** begin TASK DATA **

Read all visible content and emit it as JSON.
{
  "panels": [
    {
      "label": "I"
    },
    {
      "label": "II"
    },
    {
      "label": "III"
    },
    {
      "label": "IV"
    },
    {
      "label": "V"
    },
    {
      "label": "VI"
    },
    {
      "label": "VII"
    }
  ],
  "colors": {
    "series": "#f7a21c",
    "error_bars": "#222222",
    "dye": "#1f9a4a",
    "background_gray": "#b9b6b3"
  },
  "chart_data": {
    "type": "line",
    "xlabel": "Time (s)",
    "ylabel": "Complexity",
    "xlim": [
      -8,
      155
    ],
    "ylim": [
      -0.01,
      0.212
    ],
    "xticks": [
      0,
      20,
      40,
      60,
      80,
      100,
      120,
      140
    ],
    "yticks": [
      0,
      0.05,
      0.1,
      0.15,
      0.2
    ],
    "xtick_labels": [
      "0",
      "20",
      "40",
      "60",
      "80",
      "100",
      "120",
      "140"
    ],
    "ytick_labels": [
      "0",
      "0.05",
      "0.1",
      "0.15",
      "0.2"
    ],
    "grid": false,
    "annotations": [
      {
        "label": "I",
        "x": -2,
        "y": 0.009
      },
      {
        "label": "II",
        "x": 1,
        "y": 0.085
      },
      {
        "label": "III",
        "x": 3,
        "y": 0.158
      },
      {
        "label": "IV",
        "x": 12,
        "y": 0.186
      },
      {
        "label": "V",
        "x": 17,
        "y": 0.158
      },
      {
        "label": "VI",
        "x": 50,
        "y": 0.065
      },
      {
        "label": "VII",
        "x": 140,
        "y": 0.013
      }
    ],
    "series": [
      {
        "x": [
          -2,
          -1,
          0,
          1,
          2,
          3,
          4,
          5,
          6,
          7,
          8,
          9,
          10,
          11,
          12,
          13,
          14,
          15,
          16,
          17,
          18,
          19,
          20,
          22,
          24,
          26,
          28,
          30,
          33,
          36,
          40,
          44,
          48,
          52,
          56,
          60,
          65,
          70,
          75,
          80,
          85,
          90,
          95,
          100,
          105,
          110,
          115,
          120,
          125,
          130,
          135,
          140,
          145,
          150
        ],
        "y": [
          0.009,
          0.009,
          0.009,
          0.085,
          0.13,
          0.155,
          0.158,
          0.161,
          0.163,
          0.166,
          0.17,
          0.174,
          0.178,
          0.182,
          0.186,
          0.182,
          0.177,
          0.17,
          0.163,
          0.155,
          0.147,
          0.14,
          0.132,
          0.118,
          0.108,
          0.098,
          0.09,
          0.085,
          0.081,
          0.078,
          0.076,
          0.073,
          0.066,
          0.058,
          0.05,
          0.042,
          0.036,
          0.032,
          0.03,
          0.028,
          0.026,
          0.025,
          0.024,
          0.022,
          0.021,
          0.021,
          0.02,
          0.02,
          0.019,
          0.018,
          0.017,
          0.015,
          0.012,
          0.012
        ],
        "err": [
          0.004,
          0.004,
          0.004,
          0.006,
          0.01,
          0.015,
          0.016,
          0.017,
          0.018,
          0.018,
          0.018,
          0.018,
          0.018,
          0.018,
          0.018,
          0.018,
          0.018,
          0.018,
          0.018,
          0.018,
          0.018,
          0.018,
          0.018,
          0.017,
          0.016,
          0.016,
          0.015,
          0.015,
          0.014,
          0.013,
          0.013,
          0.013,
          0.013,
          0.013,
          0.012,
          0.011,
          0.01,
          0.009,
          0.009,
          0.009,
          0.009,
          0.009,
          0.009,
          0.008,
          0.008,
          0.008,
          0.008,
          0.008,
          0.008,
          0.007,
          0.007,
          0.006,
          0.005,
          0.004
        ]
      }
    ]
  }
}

** end TASK DATA **

> _SET EXERCISE_: Set down all of the data above, word for word.

> _SOLUTION FOR THIS EXERCISE_:
Read all visible content and emit it as JSON.
{
  "panels": [
    {
      "label": "I"
    },
    {
      "label": "II"
    },
    {
      "label": "III"
    },
    {
      "label": "IV"
    },
    {
      "label": "V"
    },
    {
      "label": "VI"
    },
    {
      "label": "VII"
    }
  ],
  "colors": {
    "series": "#f7a21c",
    "error_bars": "#222222",
    "dye": "#1f9a4a",
    "background_gray": "#b9b6b3"
  },
  "chart_data": {
    "type": "line",
    "xlabel": "Time (s)",
    "ylabel": "Complexity",
    "xlim": [
      -8,
      155
    ],
    "ylim": [
      -0.01,
      0.212
    ],
    "xticks": [
      0,
      20,
      40,
      60,
      80,
      100,
      120,
      140
    ],
    "yticks": [
      0,
      0.05,
      0.1,
      0.15,
      0.2
    ],
    "xtick_labels": [
      "0",
      "20",
      "40",
      "60",
      "80",
      "100",
      "120",
      "140"
    ],
    "ytick_labels": [
      "0",
      "0.05",
      "0.1",
      "0.15",
      "0.2"
    ],
    "grid": false,
    "annotations": [
      {
        "label": "I",
        "x": -2,
        "y": 0.009
      },
      {
        "label": "II",
        "x": 1,
        "y": 0.085
      },
      {
        "label": "III",
        "x": 3,
        "y": 0.158
      },
      {
        "label": "IV",
        "x": 12,
        "y": 0.186
      },
      {
        "label": "V",
        "x": 17,
        "y": 0.158
      },
      {
        "label": "VI",
        "x": 50,
        "y": 0.065
      },
      {
        "label": "VII",
        "x": 140,
        "y": 0.013
      }
    ],
    "series": [
      {
        "x": [
          -2,
          -1,
          0,
          1,
          2,
          3,
          4,
          5,
          6,
          7,
          8,
          9,
          10,
          11,
          12,
          13,
          14,
          15,
          16,
          17,
          18,
          19,
          20,
          22,
          24,
          26,
          28,
          30,
          33,
          36,
          40,
          44,
          48,
          52,
          56,
          60,
          65,
          70,
          75,
          80,
          85,
          90,
          95,
          100,
          105,
          110,
          115,
          120,
          125,
          130,
          135,
          140,
          145,
          150
        ],
        "y": [
          0.009,
          0.009,
          0.009,
          0.085,
          0.13,
          0.155,
          0.158,
          0.161,
          0.163,
          0.166,
          0.17,
          0.174,
          0.178,
          0.182,
          0.186,
          0.182,
          0.177,
          0.17,
          0.163,
          0.155,
          0.147,
          0.14,
          0.132,
          0.118,
          0.108,
          0.098,
          0.09,
          0.085,
          0.081,
          0.078,
          0.076,
          0.073,
          0.066,
          0.058,
          0.05,
          0.042,
          0.036,
          0.032,
          0.03,
          0.028,
          0.026,
          0.025,
          0.024,
          0.022,
          0.021,
          0.021,
          0.02,
          0.02,
          0.019,
          0.018,
          0.017,
          0.015,
          0.012,
          0.012
        ],
        "err": [
          0.004,
          0.004,
          0.004,
          0.006,
          0.01,
          0.015,
          0.016,
          0.017,
          0.018,
          0.018,
          0.018,
          0.018,
          0.018,
          0.018,
          0.018,
          0.018,
          0.018,
          0.018,
          0.018,
          0.018,
          0.018,
          0.018,
          0.018,
          0.017,
          0.016,
          0.016,
          0.015,
          0.015,
          0.014,
          0.013,
          0.013,
          0.013,
          0.013,
          0.013,
          0.012,
          0.011,
          0.01,
          0.009,
          0.009,
          0.009,
          0.009,
          0.009,
          0.009,
          0.008,
          0.008,
          0.008,
          0.008,
          0.008,
          0.008,
          0.007,
          0.007,
          0.006,
          0.005,
          0.004
        ]
      }
    ]
  }
}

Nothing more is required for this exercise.